[Entries from a dataset]
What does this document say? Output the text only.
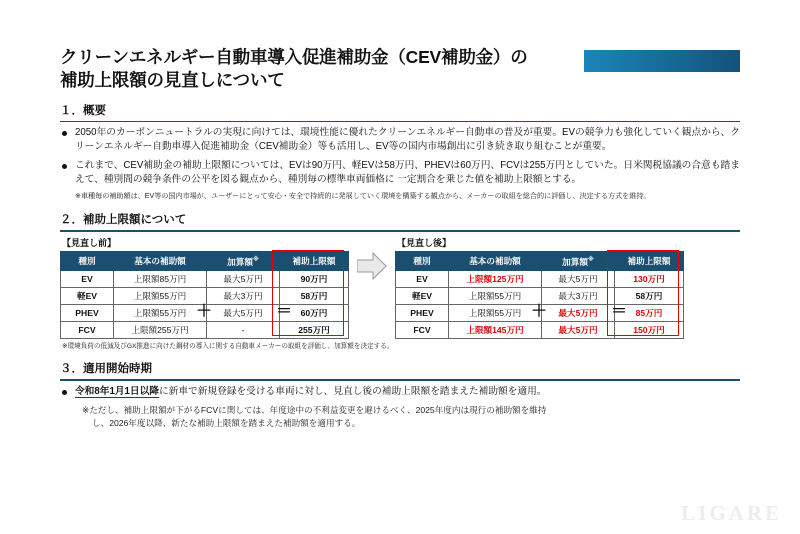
クリーンエネルギー自動車導入促進補助金（CEV補助金）の
補助上限額の見直しについて
１．概要
2050年のカーボンニュートラルの実現に向けては、環境性能に優れたクリーンエネルギー自動車の普及が重要。EVの競争力も強化していく観点から、クリーンエネルギー自動車導入促進補助金（CEV補助金）等も活用し、EV等の国内市場創出に引き続き取り組むことが重要。
これまで、CEV補助金の補助上限額については、EVは90万円、軽EVは58万円、PHEVは60万円、FCVは255万円としていた。日米関税協議の合意も踏まえて、種別間の競争条件の公平を図る観点から、種別毎の標準車両価格に 一定割合を乗じた値を補助上限額とする。
※車種毎の補助額は、EV等の国内市場が、ユーザーにとって安心・安全で持続的に発展していく環境を構築する観点から、メーカーの取組を総合的に評価し、決定する方式を維持。
２．補助上限額について
【見直し前】
種別	基本の補助額	加算額※	補助上限額
EV	上限額85万円	最大5万円	90万円
軽EV	上限額55万円	最大3万円	58万円
PHEV	上限額55万円	最大5万円	60万円
FCV	上限額255万円	-	255万円
＋	＝
【見直し後】
種別	基本の補助額	加算額※	補助上限額
EV	上限額125万円	最大5万円	130万円
軽EV	上限額55万円	最大3万円	58万円
PHEV	上限額55万円	最大5万円	85万円
FCV	上限額145万円	最大5万円	150万円
＋	＝
※環境負荷の低減及びGX推進に向けた鋼材の導入に関する自動車メーカーの取組を評価し、加算額を決定する。
３．適用開始時期
令和8年1月1日以降に新車で新規登録を受ける車両に対し、見直し後の補助上限額を踏まえた補助額を適用。
※ただし、補助上限額が下がるFCVに関しては、年度途中の不利益変更を避けるべく、2025年度内は現行の補助額を維持
し、2026年度以降、新たな補助上限額を踏まえた補助額を適用する。
LIGARE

:: Task to complete ::
Filter the entries down to the lines with the word "クリーンエネルギー自動車導入促進補助金" in them.

:: Final answer ::
クリーンエネルギー自動車導入促進補助金（CEV補助金）の
2050年のカーボンニュートラルの実現に向けては、環境性能に優れたクリーンエネルギー自動車の普及が重要。EVの競争力も強化していく観点から、クリーンエネルギー自動車導入促進補助金（CEV補助金）等も活用し、EV等の国内市場創出に引き続き取り組むことが重要。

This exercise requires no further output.